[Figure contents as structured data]
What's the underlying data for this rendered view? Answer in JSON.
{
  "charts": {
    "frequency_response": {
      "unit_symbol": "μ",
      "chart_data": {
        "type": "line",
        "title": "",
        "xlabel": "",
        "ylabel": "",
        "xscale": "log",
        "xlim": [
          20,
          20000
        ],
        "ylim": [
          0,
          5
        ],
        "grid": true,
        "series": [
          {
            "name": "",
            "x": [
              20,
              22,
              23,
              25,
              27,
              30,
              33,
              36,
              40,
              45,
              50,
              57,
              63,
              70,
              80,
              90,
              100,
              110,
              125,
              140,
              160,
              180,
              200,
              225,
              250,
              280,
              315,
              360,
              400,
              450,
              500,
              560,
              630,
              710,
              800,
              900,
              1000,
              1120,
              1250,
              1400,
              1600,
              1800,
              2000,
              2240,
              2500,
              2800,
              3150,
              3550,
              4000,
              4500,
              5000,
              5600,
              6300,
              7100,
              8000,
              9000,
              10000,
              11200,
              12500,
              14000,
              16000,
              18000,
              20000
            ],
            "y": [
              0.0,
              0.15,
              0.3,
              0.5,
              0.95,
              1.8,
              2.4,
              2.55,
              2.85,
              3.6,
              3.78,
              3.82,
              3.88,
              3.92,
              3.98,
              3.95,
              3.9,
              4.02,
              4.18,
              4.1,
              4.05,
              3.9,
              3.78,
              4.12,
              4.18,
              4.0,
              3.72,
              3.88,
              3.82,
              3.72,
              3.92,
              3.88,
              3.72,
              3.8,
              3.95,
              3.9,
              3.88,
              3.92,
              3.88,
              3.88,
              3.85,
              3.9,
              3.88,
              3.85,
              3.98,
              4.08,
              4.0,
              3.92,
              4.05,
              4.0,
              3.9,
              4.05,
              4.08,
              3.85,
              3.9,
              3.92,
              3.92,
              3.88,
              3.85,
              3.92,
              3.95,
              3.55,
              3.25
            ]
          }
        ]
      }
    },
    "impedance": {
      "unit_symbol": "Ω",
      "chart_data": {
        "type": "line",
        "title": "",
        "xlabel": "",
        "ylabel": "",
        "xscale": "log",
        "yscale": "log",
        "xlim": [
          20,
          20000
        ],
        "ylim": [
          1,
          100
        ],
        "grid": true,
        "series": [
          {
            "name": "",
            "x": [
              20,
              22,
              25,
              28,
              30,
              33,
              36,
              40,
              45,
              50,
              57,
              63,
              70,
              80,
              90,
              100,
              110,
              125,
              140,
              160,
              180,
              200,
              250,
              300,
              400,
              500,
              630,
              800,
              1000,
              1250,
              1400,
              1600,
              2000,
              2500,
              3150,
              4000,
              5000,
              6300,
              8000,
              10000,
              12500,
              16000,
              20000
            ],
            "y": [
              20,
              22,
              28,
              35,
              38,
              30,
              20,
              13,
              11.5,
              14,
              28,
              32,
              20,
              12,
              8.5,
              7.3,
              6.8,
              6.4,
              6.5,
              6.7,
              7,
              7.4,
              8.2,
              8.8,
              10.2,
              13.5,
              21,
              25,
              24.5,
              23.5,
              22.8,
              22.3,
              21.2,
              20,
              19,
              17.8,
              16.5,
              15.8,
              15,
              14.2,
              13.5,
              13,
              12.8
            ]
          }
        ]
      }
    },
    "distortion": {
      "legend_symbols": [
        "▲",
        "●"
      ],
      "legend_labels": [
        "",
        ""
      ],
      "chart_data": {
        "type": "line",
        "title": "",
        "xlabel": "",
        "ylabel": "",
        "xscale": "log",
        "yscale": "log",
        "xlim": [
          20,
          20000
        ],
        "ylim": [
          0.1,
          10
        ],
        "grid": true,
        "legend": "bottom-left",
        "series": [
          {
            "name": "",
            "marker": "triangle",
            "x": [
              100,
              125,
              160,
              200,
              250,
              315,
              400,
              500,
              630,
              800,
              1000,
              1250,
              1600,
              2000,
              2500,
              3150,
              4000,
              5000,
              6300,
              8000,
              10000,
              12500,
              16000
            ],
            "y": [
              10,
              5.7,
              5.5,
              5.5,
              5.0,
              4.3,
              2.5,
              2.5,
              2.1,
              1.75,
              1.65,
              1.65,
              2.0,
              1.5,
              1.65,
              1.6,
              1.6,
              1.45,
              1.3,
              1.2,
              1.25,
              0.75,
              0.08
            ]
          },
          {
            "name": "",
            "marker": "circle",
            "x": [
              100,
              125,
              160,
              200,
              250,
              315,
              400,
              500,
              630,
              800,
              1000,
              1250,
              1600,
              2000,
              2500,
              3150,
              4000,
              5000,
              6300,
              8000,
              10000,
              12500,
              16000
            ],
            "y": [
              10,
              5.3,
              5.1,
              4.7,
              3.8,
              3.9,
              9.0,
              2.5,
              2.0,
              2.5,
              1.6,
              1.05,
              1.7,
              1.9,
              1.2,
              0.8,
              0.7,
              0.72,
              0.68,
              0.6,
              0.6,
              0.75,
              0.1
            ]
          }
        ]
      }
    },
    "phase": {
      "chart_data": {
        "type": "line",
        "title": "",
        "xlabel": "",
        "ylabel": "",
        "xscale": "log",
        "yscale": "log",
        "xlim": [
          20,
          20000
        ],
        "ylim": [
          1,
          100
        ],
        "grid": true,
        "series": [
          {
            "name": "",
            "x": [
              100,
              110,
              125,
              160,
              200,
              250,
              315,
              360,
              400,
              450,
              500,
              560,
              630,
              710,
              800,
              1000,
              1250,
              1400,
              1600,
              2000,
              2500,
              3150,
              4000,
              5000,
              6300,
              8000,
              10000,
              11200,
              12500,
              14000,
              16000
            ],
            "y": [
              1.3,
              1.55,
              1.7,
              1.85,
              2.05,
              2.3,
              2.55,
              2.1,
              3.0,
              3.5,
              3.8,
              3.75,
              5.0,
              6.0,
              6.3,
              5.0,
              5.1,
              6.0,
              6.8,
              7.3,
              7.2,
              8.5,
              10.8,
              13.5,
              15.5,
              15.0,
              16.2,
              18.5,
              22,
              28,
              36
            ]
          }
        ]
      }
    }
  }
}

[PROBLEM TO WORK ON] Go through the material above line by line and copy it exactly.

[FINISHED TASK]
What's the underlying data for this rendered view? Answer in JSON.
{
  "charts": {
    "frequency_response": {
      "unit_symbol": "μ",
      "chart_data": {
        "type": "line",
        "title": "",
        "xlabel": "",
        "ylabel": "",
        "xscale": "log",
        "xlim": [
          20,
          20000
        ],
        "ylim": [
          0,
          5
        ],
        "grid": true,
        "series": [
          {
            "name": "",
            "x": [
              20,
              22,
              23,
              25,
              27,
              30,
              33,
              36,
              40,
              45,
              50,
              57,
              63,
              70,
              80,
              90,
              100,
              110,
              125,
              140,
              160,
              180,
              200,
              225,
              250,
              280,
              315,
              360,
              400,
              450,
              500,
              560,
              630,
              710,
              800,
              900,
              1000,
              1120,
              1250,
              1400,
              1600,
              1800,
              2000,
              2240,
              2500,
              2800,
              3150,
              3550,
              4000,
              4500,
              5000,
              5600,
              6300,
              7100,
              8000,
              9000,
              10000,
              11200,
              12500,
              14000,
              16000,
              18000,
              20000
            ],
            "y": [
              0.0,
              0.15,
              0.3,
              0.5,
              0.95,
              1.8,
              2.4,
              2.55,
              2.85,
              3.6,
              3.78,
              3.82,
              3.88,
              3.92,
              3.98,
              3.95,
              3.9,
              4.02,
              4.18,
              4.1,
              4.05,
              3.9,
              3.78,
              4.12,
              4.18,
              4.0,
              3.72,
              3.88,
              3.82,
              3.72,
              3.92,
              3.88,
              3.72,
              3.8,
              3.95,
              3.9,
              3.88,
              3.92,
              3.88,
              3.88,
              3.85,
              3.9,
              3.88,
              3.85,
              3.98,
              4.08,
              4.0,
              3.92,
              4.05,
              4.0,
              3.9,
              4.05,
              4.08,
              3.85,
              3.9,
              3.92,
              3.92,
              3.88,
              3.85,
              3.92,
              3.95,
              3.55,
              3.25
            ]
          }
        ]
      }
    },
    "impedance": {
      "unit_symbol": "Ω",
      "chart_data": {
        "type": "line",
        "title": "",
        "xlabel": "",
        "ylabel": "",
        "xscale": "log",
        "yscale": "log",
        "xlim": [
          20,
          20000
        ],
        "ylim": [
          1,
          100
        ],
        "grid": true,
        "series": [
          {
            "name": "",
            "x": [
              20,
              22,
              25,
              28,
              30,
              33,
              36,
              40,
              45,
              50,
              57,
              63,
              70,
              80,
              90,
              100,
              110,
              125,
              140,
              160,
              180,
              200,
              250,
              300,
              400,
              500,
              630,
              800,
              1000,
              1250,
              1400,
              1600,
              2000,
              2500,
              3150,
              4000,
              5000,
              6300,
              8000,
              10000,
              12500,
              16000,
              20000
            ],
            "y": [
              20,
              22,
              28,
              35,
              38,
              30,
              20,
              13,
              11.5,
              14,
              28,
              32,
              20,
              12,
              8.5,
              7.3,
              6.8,
              6.4,
              6.5,
              6.7,
              7,
              7.4,
              8.2,
              8.8,
              10.2,
              13.5,
              21,
              25,
              24.5,
              23.5,
              22.8,
              22.3,
              21.2,
              20,
              19,
              17.8,
              16.5,
              15.8,
              15,
              14.2,
              13.5,
              13,
              12.8
            ]
          }
        ]
      }
    },
    "distortion": {
      "legend_symbols": [
        "▲",
        "●"
      ],
      "legend_labels": [
        "",
        ""
      ],
      "chart_data": {
        "type": "line",
        "title": "",
        "xlabel": "",
        "ylabel": "",
        "xscale": "log",
        "yscale": "log",
        "xlim": [
          20,
          20000
        ],
        "ylim": [
          0.1,
          10
        ],
        "grid": true,
        "legend": "bottom-left",
        "series": [
          {
            "name": "",
            "marker": "triangle",
            "x": [
              100,
              125,
              160,
              200,
              250,
              315,
              400,
              500,
              630,
              800,
              1000,
              1250,
              1600,
              2000,
              2500,
              3150,
              4000,
              5000,
              6300,
              8000,
              10000,
              12500,
              16000
            ],
            "y": [
              10,
              5.7,
              5.5,
              5.5,
              5.0,
              4.3,
              2.5,
              2.5,
              2.1,
              1.75,
              1.65,
              1.65,
              2.0,
              1.5,
              1.65,
              1.6,
              1.6,
              1.45,
              1.3,
              1.2,
              1.25,
              0.75,
              0.08
            ]
          },
          {
            "name": "",
            "marker": "circle",
            "x": [
              100,
              125,
              160,
              200,
              250,
              315,
              400,
              500,
              630,
              800,
              1000,
              1250,
              1600,
              2000,
              2500,
              3150,
              4000,
              5000,
              6300,
              8000,
              10000,
              12500,
              16000
            ],
            "y": [
              10,
              5.3,
              5.1,
              4.7,
              3.8,
              3.9,
              9.0,
              2.5,
              2.0,
              2.5,
              1.6,
              1.05,
              1.7,
              1.9,
              1.2,
              0.8,
              0.7,
              0.72,
              0.68,
              0.6,
              0.6,
              0.75,
              0.1
            ]
          }
        ]
      }
    },
    "phase": {
      "chart_data": {
        "type": "line",
        "title": "",
        "xlabel": "",
        "ylabel": "",
        "xscale": "log",
        "yscale": "log",
        "xlim": [
          20,
          20000
        ],
        "ylim": [
          1,
          100
        ],
        "grid": true,
        "series": [
          {
            "name": "",
            "x": [
              100,
              110,
              125,
              160,
              200,
              250,
              315,
              360,
              400,
              450,
              500,
              560,
              630,
              710,
              800,
              1000,
              1250,
              1400,
              1600,
              2000,
              2500,
              3150,
              4000,
              5000,
              6300,
              8000,
              10000,
              11200,
              12500,
              14000,
              16000
            ],
            "y": [
              1.3,
              1.55,
              1.7,
              1.85,
              2.05,
              2.3,
              2.55,
              2.1,
              3.0,
              3.5,
              3.8,
              3.75,
              5.0,
              6.0,
              6.3,
              5.0,
              5.1,
              6.0,
              6.8,
              7.3,
              7.2,
              8.5,
              10.8,
              13.5,
              15.5,
              15.0,
              16.2,
              18.5,
              22,
              28,
              36
            ]
          }
        ]
      }
    }
  }
}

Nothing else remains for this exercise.